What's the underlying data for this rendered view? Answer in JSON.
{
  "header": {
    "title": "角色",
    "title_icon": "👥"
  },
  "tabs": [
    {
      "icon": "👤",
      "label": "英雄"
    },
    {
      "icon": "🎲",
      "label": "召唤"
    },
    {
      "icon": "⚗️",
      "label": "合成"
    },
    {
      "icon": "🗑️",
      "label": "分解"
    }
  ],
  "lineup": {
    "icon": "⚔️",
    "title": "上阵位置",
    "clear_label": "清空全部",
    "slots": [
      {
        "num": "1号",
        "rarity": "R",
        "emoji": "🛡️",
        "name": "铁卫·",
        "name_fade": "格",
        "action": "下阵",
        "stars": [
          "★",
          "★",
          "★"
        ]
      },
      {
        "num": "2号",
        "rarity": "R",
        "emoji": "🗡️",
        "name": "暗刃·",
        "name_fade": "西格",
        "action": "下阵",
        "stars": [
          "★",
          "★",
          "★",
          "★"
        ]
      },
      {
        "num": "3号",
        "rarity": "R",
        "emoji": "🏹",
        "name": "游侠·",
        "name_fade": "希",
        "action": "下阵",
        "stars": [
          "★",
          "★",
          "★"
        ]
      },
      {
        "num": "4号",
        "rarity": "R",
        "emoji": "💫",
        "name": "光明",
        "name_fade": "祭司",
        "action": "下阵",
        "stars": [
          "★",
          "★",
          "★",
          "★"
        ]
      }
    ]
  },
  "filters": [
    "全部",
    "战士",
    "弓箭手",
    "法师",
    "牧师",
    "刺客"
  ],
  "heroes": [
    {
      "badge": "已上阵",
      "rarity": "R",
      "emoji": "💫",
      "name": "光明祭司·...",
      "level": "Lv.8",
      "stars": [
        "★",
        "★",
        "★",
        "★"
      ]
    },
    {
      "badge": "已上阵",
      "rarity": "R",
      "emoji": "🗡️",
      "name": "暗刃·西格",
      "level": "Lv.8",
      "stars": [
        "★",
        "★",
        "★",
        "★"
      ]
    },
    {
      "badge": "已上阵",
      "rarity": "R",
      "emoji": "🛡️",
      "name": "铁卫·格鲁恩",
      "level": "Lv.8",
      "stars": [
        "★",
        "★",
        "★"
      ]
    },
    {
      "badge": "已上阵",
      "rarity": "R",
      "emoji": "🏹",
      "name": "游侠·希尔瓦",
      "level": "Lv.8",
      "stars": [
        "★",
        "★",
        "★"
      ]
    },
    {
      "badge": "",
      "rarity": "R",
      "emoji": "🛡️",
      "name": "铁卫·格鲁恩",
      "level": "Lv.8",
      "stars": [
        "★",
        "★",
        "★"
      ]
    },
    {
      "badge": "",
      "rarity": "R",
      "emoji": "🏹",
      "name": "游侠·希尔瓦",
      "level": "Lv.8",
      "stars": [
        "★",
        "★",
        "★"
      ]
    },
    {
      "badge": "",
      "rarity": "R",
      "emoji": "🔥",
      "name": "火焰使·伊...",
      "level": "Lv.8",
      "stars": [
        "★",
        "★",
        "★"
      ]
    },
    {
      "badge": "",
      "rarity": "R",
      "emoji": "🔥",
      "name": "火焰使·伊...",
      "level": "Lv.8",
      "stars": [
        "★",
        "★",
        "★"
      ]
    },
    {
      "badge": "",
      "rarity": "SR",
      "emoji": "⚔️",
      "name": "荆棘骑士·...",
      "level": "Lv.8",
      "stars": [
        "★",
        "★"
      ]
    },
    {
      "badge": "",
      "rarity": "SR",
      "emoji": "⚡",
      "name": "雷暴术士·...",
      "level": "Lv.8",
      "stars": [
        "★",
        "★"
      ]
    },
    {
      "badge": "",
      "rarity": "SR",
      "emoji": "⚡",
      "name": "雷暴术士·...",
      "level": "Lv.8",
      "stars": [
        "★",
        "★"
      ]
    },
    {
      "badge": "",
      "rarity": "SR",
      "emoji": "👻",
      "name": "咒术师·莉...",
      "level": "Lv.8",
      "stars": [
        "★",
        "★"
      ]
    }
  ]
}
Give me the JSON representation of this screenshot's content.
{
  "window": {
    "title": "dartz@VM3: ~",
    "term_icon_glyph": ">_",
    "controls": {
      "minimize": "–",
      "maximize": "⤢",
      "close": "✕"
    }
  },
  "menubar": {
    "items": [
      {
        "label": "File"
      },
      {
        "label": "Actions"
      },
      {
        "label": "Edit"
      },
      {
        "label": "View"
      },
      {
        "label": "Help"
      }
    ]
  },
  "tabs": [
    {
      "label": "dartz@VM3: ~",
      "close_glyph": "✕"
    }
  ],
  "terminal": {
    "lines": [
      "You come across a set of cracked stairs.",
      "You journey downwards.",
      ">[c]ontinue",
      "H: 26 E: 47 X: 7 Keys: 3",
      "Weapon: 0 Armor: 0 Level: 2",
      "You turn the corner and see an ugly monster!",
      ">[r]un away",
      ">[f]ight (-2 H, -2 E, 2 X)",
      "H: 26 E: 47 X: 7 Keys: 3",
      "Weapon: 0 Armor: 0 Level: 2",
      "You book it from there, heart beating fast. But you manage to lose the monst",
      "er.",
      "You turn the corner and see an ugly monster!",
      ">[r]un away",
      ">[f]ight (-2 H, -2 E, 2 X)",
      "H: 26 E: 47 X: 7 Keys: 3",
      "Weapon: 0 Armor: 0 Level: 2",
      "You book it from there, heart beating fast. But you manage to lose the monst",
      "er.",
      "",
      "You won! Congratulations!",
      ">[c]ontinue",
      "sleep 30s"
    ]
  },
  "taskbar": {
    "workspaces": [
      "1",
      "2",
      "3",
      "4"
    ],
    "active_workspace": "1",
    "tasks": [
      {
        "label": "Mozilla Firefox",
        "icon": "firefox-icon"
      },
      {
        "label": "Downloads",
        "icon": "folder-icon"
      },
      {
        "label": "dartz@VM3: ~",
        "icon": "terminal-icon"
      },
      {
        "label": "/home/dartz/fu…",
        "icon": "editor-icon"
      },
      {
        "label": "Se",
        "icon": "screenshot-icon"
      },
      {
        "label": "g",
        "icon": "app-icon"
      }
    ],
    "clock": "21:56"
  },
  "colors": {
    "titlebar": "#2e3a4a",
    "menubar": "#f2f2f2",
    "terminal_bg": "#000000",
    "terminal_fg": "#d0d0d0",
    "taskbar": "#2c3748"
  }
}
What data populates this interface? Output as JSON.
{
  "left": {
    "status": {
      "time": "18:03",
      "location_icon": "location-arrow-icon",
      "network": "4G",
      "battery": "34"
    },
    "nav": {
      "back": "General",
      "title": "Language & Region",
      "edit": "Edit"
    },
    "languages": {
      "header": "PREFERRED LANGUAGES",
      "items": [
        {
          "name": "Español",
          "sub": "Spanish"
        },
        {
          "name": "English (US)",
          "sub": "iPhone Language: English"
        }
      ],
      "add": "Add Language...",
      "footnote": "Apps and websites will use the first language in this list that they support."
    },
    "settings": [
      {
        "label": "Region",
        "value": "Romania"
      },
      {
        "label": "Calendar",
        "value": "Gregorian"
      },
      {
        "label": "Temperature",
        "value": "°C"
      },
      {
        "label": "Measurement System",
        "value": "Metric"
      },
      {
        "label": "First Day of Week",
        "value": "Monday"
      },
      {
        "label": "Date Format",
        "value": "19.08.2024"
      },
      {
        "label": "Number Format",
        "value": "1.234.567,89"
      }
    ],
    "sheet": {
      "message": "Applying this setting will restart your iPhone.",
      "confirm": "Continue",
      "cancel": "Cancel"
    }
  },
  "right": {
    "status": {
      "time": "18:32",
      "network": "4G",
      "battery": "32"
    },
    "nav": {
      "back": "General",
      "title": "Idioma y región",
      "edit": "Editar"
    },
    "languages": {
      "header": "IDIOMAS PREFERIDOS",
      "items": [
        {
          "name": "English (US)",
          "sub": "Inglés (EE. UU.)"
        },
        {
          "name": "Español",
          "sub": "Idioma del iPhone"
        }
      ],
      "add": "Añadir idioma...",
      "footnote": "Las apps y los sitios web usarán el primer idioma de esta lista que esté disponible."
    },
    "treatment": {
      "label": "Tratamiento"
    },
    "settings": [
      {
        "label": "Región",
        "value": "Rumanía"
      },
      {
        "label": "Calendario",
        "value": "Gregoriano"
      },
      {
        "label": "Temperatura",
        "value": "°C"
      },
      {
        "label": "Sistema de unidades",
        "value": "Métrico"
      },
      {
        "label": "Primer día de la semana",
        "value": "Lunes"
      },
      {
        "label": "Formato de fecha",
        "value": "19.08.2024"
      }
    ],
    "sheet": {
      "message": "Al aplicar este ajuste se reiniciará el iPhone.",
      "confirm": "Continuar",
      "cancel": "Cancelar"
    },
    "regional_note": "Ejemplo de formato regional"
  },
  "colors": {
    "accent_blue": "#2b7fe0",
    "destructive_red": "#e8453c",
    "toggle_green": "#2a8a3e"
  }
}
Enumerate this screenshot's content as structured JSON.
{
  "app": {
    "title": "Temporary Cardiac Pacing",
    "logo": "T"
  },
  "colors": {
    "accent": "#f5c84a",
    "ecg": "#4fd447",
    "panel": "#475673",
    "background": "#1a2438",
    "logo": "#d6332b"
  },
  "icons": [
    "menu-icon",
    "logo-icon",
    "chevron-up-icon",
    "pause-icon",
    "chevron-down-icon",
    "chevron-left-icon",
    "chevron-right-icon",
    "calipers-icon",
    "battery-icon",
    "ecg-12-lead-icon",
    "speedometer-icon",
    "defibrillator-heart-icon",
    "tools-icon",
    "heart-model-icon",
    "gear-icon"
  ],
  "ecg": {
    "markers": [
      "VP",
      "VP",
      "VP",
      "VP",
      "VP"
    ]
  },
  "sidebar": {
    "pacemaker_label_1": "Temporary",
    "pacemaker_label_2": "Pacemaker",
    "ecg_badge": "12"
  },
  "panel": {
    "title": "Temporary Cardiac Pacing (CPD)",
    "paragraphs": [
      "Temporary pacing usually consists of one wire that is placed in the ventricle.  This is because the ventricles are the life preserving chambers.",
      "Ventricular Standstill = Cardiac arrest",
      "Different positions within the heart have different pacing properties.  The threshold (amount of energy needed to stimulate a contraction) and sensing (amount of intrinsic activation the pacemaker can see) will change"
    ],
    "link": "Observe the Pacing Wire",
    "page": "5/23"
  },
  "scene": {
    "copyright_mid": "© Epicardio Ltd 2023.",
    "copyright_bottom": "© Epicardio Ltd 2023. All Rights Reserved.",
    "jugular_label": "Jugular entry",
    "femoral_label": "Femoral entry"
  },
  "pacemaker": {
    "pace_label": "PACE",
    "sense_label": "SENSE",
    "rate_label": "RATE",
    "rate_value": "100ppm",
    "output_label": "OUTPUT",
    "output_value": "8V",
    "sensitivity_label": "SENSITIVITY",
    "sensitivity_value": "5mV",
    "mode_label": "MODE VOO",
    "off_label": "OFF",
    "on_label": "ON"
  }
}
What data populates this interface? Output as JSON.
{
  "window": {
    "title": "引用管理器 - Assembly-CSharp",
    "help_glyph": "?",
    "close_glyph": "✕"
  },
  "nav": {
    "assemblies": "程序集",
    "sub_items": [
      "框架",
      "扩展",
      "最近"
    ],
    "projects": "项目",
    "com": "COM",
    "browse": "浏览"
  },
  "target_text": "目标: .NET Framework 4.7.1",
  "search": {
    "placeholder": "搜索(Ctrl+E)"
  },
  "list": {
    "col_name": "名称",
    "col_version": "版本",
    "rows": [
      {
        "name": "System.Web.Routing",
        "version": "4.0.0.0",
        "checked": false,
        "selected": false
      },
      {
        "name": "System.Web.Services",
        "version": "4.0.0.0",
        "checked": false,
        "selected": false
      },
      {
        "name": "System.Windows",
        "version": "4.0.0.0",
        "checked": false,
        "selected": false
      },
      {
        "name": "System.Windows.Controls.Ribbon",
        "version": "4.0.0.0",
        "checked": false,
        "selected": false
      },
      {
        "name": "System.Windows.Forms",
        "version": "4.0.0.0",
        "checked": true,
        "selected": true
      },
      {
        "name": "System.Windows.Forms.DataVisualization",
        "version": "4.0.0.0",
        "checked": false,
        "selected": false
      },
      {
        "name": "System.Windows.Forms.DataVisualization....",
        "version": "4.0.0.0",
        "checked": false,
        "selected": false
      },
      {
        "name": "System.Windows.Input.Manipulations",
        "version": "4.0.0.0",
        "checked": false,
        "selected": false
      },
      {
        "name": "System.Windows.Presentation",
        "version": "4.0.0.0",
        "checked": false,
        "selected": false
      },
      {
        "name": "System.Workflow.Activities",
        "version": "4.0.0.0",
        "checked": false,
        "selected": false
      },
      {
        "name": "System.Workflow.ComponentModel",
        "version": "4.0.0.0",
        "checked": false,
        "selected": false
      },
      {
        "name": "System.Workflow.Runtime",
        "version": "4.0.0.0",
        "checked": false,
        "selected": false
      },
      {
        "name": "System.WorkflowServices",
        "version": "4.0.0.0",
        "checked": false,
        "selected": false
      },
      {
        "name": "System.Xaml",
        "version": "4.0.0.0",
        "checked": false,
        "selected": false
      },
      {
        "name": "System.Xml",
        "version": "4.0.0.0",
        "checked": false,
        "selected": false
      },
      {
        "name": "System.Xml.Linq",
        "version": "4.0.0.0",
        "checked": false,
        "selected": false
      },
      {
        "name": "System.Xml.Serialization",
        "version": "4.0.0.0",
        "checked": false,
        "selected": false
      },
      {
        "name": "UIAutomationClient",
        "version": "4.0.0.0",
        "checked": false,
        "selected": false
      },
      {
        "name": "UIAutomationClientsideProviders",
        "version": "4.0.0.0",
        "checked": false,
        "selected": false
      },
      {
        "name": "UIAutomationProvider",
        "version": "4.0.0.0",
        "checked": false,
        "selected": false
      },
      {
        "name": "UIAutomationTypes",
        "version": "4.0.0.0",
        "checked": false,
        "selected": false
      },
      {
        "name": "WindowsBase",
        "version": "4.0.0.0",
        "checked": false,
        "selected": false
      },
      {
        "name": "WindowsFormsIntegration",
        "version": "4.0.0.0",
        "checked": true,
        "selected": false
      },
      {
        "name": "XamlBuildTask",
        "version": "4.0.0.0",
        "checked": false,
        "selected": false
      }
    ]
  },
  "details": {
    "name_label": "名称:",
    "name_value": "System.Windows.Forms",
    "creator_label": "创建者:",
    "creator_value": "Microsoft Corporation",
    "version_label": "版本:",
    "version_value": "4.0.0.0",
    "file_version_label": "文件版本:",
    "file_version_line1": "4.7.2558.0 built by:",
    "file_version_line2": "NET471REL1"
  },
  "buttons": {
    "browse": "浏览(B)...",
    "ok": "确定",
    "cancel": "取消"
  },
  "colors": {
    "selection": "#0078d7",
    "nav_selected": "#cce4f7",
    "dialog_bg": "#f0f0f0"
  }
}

━━━━━━━━━━━━━━━━

(Stated exercise): Using the entries above, find all lines with "chevron". Copy them.

(Exercise response):
    "chevron-up-icon",
    "chevron-down-icon",
    "chevron-left-icon",
    "chevron-right-icon",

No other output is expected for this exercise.